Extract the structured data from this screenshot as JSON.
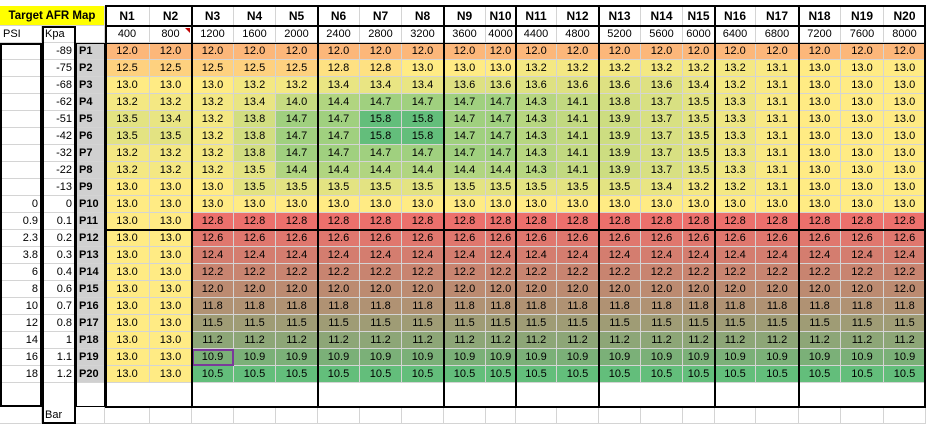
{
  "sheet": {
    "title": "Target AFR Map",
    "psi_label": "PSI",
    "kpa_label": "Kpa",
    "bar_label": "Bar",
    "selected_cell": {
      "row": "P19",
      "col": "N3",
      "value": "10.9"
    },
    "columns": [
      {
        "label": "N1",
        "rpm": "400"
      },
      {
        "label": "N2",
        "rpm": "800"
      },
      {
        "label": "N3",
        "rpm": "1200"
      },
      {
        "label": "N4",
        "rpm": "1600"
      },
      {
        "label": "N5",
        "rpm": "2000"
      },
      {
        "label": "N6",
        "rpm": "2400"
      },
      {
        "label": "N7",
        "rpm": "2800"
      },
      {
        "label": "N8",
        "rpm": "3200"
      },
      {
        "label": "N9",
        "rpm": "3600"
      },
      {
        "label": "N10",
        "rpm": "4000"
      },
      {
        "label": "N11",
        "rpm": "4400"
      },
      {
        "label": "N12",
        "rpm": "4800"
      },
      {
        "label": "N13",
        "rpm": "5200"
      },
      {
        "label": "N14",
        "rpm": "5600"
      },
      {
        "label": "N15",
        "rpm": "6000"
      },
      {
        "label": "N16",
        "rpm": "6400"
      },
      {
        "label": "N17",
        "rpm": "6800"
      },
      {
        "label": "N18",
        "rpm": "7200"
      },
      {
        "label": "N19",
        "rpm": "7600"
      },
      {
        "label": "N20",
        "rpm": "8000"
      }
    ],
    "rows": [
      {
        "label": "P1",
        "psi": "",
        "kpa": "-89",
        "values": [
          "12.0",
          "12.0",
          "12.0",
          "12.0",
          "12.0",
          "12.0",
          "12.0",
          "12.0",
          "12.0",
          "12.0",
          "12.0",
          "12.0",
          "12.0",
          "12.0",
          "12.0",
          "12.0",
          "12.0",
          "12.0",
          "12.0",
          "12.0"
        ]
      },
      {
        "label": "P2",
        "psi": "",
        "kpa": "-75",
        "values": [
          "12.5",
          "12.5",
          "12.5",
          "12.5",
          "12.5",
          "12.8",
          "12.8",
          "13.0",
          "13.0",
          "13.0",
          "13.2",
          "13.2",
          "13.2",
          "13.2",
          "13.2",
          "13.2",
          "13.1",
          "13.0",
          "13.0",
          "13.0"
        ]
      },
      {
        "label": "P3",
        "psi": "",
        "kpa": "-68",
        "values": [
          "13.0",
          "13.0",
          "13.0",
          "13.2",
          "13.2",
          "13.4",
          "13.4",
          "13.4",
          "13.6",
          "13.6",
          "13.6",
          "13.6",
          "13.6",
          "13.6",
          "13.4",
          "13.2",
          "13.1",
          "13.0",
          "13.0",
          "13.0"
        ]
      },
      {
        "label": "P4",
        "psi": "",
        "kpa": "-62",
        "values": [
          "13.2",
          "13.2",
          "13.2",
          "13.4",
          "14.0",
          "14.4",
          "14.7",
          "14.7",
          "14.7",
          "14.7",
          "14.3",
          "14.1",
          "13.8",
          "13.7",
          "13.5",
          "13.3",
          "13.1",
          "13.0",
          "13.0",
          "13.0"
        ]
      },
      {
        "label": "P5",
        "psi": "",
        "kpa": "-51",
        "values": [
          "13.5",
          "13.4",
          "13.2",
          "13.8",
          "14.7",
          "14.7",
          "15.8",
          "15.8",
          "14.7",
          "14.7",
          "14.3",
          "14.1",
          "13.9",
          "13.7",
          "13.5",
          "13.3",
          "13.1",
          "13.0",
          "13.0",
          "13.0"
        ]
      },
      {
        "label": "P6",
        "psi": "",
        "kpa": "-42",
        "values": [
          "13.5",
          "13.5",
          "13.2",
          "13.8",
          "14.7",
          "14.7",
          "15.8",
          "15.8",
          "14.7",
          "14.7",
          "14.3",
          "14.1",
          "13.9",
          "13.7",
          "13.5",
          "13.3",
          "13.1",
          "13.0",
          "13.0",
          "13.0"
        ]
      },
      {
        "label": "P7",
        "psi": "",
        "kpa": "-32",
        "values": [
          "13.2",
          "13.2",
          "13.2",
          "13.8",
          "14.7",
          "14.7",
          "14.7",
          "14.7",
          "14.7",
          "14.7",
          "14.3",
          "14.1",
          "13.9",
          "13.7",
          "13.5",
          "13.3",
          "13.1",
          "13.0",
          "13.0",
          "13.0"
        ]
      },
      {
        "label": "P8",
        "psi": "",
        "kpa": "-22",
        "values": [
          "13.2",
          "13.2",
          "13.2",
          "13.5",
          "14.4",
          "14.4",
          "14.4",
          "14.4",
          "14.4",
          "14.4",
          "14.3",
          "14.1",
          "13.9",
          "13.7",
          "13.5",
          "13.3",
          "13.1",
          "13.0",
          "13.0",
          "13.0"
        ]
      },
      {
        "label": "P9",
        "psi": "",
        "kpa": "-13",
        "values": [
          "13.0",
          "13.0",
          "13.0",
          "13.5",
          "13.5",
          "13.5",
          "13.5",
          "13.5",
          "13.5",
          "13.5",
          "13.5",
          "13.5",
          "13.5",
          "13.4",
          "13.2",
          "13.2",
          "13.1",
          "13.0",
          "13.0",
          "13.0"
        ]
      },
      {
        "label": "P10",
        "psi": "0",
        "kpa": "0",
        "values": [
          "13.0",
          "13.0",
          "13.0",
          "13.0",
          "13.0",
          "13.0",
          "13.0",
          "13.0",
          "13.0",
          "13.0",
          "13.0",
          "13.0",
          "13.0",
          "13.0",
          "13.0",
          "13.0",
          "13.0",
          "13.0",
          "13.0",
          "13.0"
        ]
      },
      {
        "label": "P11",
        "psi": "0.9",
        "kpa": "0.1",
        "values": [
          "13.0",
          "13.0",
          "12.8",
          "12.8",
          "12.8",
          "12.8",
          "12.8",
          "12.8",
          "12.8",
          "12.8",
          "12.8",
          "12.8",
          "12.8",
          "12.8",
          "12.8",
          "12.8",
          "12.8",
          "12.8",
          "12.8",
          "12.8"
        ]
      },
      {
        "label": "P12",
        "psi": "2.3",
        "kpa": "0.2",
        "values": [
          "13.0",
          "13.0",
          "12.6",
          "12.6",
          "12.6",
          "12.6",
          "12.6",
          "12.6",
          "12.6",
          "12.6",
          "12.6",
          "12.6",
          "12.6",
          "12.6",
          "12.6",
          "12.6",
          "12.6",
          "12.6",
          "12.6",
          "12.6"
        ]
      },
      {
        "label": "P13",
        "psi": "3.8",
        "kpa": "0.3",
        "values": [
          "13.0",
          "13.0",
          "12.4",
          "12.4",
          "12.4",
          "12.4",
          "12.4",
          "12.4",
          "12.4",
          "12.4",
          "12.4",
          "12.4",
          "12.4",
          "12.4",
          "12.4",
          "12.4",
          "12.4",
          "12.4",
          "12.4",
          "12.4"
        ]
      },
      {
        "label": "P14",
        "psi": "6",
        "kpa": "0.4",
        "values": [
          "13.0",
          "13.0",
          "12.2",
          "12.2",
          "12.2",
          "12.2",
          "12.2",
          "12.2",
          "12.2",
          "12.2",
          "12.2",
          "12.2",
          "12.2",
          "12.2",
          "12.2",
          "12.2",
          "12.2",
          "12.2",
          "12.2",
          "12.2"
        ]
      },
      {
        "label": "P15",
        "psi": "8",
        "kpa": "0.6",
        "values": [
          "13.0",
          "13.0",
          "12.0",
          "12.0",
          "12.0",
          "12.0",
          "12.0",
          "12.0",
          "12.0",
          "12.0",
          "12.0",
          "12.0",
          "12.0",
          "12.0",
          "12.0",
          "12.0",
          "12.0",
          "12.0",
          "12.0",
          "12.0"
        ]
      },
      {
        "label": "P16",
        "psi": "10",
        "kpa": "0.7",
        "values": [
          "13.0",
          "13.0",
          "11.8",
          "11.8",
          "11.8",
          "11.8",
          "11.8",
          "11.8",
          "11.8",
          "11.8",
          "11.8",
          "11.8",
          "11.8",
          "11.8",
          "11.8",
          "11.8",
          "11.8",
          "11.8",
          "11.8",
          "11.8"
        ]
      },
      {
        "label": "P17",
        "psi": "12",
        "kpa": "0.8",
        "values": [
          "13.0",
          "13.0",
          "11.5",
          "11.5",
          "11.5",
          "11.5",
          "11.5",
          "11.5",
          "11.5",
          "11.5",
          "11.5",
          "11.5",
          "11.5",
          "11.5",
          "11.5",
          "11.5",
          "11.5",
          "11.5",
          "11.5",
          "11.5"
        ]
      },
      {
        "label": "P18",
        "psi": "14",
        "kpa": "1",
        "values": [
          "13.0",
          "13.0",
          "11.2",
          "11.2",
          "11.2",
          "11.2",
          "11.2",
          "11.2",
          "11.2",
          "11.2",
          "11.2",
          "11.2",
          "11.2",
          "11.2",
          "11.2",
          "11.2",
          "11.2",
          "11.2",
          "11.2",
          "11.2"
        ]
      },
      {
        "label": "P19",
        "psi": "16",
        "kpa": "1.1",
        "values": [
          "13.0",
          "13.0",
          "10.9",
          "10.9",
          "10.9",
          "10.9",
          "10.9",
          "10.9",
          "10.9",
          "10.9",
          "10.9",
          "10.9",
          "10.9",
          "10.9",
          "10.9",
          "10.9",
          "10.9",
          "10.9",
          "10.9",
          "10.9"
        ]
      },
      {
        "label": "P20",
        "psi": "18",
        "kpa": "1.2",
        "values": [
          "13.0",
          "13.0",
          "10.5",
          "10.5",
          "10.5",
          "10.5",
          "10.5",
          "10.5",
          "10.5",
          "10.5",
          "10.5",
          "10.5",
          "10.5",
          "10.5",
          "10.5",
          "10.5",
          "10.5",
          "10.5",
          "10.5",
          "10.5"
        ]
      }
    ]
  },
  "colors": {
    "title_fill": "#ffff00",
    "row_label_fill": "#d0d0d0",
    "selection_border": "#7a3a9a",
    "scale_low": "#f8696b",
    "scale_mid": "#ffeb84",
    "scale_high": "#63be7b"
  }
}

...

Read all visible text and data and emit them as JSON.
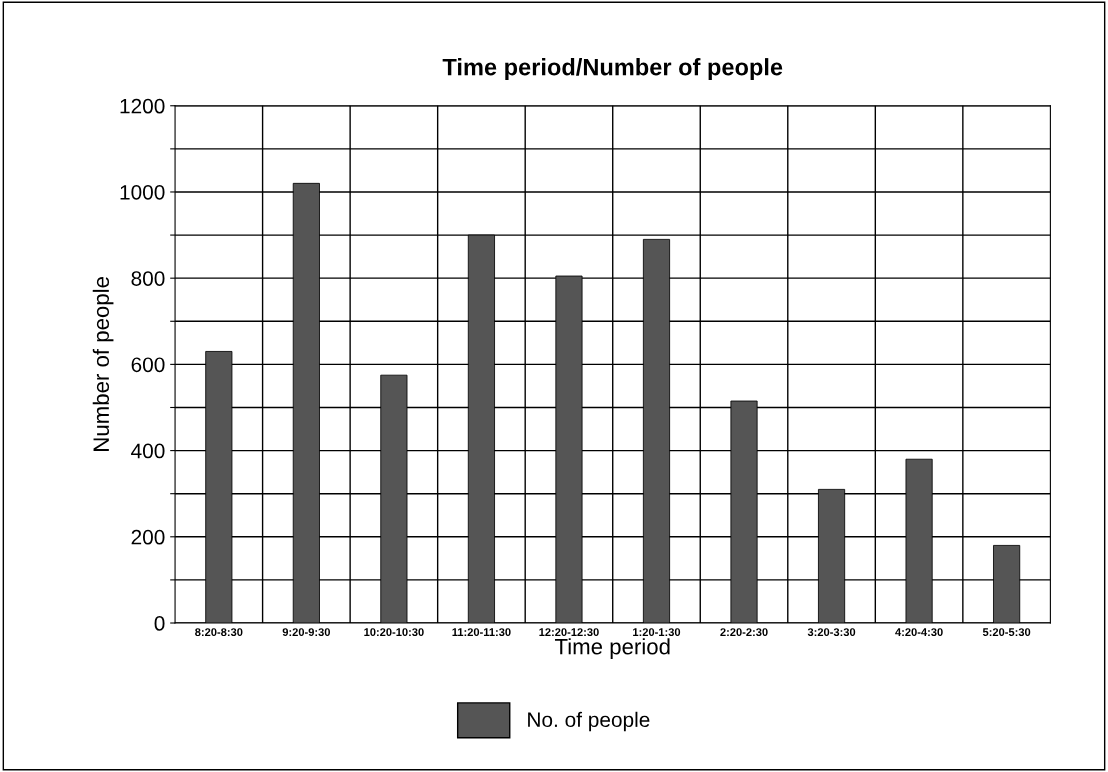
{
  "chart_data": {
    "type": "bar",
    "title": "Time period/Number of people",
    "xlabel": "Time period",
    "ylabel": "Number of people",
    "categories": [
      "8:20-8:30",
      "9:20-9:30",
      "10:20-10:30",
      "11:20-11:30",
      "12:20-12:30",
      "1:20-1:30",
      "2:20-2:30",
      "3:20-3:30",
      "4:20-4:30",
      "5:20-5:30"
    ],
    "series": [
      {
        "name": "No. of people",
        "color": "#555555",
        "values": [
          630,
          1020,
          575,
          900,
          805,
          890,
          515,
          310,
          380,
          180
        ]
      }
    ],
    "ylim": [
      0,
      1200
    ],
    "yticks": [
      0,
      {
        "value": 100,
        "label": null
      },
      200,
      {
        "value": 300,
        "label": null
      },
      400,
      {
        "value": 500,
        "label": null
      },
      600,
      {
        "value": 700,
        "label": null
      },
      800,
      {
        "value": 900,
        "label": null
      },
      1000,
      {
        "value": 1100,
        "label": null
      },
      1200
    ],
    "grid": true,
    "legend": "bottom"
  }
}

--

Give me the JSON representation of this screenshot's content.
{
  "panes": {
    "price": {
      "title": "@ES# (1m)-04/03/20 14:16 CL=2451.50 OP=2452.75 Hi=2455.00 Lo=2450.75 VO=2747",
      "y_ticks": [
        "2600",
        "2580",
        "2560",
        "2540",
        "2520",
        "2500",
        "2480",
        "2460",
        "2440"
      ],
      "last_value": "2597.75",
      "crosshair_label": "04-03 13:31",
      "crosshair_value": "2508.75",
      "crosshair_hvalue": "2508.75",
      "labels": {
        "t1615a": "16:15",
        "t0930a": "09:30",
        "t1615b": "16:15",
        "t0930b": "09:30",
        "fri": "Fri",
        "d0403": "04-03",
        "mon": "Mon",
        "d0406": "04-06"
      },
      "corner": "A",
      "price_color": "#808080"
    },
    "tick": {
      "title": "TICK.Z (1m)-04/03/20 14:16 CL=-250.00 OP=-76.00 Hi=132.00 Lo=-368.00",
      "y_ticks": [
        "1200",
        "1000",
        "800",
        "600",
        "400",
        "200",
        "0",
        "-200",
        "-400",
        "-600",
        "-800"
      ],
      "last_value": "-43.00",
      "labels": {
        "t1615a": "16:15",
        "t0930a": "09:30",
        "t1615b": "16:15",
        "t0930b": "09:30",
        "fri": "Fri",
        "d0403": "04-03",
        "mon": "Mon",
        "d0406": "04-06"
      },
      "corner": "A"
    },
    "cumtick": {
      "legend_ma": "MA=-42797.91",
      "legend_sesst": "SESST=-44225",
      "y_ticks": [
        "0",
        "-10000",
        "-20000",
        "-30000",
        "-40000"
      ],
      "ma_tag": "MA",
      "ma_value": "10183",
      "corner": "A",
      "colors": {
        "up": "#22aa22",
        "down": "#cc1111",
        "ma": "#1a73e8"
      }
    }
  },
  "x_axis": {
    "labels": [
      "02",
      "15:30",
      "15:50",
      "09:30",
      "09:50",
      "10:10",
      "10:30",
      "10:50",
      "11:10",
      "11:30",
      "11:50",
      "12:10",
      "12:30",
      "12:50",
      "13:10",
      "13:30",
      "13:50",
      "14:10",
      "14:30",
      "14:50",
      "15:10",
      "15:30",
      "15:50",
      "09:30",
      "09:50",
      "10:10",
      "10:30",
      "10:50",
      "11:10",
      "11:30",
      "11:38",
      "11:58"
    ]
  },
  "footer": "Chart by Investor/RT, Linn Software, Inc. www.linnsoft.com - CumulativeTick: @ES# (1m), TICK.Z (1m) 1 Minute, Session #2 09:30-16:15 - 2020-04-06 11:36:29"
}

_Task description_
Copy all lines of the material above where the string "Time" occurs.

_Solution_
    "title": "Time period/Number of people",
    "xlabel": "Time period",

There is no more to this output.